# Given information

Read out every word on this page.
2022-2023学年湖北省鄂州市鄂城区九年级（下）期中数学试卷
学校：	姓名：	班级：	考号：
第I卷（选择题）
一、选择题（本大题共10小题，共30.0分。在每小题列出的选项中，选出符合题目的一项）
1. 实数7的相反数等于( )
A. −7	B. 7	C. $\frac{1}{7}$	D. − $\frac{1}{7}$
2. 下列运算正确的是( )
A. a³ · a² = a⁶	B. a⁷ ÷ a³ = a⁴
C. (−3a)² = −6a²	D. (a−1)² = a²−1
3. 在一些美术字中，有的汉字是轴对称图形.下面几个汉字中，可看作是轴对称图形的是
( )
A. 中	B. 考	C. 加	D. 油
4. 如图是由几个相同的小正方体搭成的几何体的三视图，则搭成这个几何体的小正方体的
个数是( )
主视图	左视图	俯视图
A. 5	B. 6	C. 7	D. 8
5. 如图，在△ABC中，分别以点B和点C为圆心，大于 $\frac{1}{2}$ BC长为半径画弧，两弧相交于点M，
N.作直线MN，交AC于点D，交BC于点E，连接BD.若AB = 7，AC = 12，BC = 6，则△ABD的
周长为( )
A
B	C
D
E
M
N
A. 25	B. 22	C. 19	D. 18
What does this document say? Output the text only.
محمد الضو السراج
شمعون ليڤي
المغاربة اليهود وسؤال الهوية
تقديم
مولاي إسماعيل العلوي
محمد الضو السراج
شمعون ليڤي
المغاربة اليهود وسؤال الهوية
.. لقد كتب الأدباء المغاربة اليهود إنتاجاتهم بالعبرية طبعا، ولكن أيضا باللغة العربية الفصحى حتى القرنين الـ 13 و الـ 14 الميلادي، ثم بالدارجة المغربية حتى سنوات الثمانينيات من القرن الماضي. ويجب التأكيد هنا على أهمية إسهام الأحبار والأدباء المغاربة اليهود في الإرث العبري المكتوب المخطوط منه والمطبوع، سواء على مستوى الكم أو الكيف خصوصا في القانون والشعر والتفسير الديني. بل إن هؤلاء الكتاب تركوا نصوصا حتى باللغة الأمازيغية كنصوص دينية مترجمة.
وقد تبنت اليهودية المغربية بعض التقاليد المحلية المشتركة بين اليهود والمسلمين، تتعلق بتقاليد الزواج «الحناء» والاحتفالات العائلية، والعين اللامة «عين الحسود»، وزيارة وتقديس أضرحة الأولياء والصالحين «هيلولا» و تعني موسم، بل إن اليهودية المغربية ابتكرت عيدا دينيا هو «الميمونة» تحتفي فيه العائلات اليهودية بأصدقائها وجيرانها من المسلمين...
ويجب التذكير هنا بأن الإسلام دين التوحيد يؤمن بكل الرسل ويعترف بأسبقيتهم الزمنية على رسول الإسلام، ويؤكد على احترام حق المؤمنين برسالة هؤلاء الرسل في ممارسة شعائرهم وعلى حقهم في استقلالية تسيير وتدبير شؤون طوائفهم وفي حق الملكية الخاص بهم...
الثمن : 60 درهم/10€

# Job
Retype the material in full, character for character.

# Complete answer
Read out every word on this page.
2022-2023学年湖北省鄂州市鄂城区九年级（下）期中数学试卷
学校：	姓名：	班级：	考号：
第I卷（选择题）
一、选择题（本大题共10小题，共30.0分。在每小题列出的选项中，选出符合题目的一项）
1. 实数7的相反数等于( )
A. −7	B. 7	C. $\frac{1}{7}$	D. − $\frac{1}{7}$
2. 下列运算正确的是( )
A. a³ · a² = a⁶	B. a⁷ ÷ a³ = a⁴
C. (−3a)² = −6a²	D. (a−1)² = a²−1
3. 在一些美术字中，有的汉字是轴对称图形.下面几个汉字中，可看作是轴对称图形的是
( )
A. 中	B. 考	C. 加	D. 油
4. 如图是由几个相同的小正方体搭成的几何体的三视图，则搭成这个几何体的小正方体的
个数是( )
主视图	左视图	俯视图
A. 5	B. 6	C. 7	D. 8
5. 如图，在△ABC中，分别以点B和点C为圆心，大于 $\frac{1}{2}$ BC长为半径画弧，两弧相交于点M，
N.作直线MN，交AC于点D，交BC于点E，连接BD.若AB = 7，AC = 12，BC = 6，则△ABD的
周长为( )
A
B	C
D
E
M
N
A. 25	B. 22	C. 19	D. 18
What does this document say? Output the text only.
محمد الضو السراج
شمعون ليڤي
المغاربة اليهود وسؤال الهوية
تقديم
مولاي إسماعيل العلوي
محمد الضو السراج
شمعون ليڤي
المغاربة اليهود وسؤال الهوية
.. لقد كتب الأدباء المغاربة اليهود إنتاجاتهم بالعبرية طبعا، ولكن أيضا باللغة العربية الفصحى حتى القرنين الـ 13 و الـ 14 الميلادي، ثم بالدارجة المغربية حتى سنوات الثمانينيات من القرن الماضي. ويجب التأكيد هنا على أهمية إسهام الأحبار والأدباء المغاربة اليهود في الإرث العبري المكتوب المخطوط منه والمطبوع، سواء على مستوى الكم أو الكيف خصوصا في القانون والشعر والتفسير الديني. بل إن هؤلاء الكتاب تركوا نصوصا حتى باللغة الأمازيغية كنصوص دينية مترجمة.
وقد تبنت اليهودية المغربية بعض التقاليد المحلية المشتركة بين اليهود والمسلمين، تتعلق بتقاليد الزواج «الحناء» والاحتفالات العائلية، والعين اللامة «عين الحسود»، وزيارة وتقديس أضرحة الأولياء والصالحين «هيلولا» و تعني موسم، بل إن اليهودية المغربية ابتكرت عيدا دينيا هو «الميمونة» تحتفي فيه العائلات اليهودية بأصدقائها وجيرانها من المسلمين...
ويجب التذكير هنا بأن الإسلام دين التوحيد يؤمن بكل الرسل ويعترف بأسبقيتهم الزمنية على رسول الإسلام، ويؤكد على احترام حق المؤمنين برسالة هؤلاء الرسل في ممارسة شعائرهم وعلى حقهم في استقلالية تسيير وتدبير شؤون طوائفهم وفي حق الملكية الخاص بهم...
الثمن : 60 درهم/10€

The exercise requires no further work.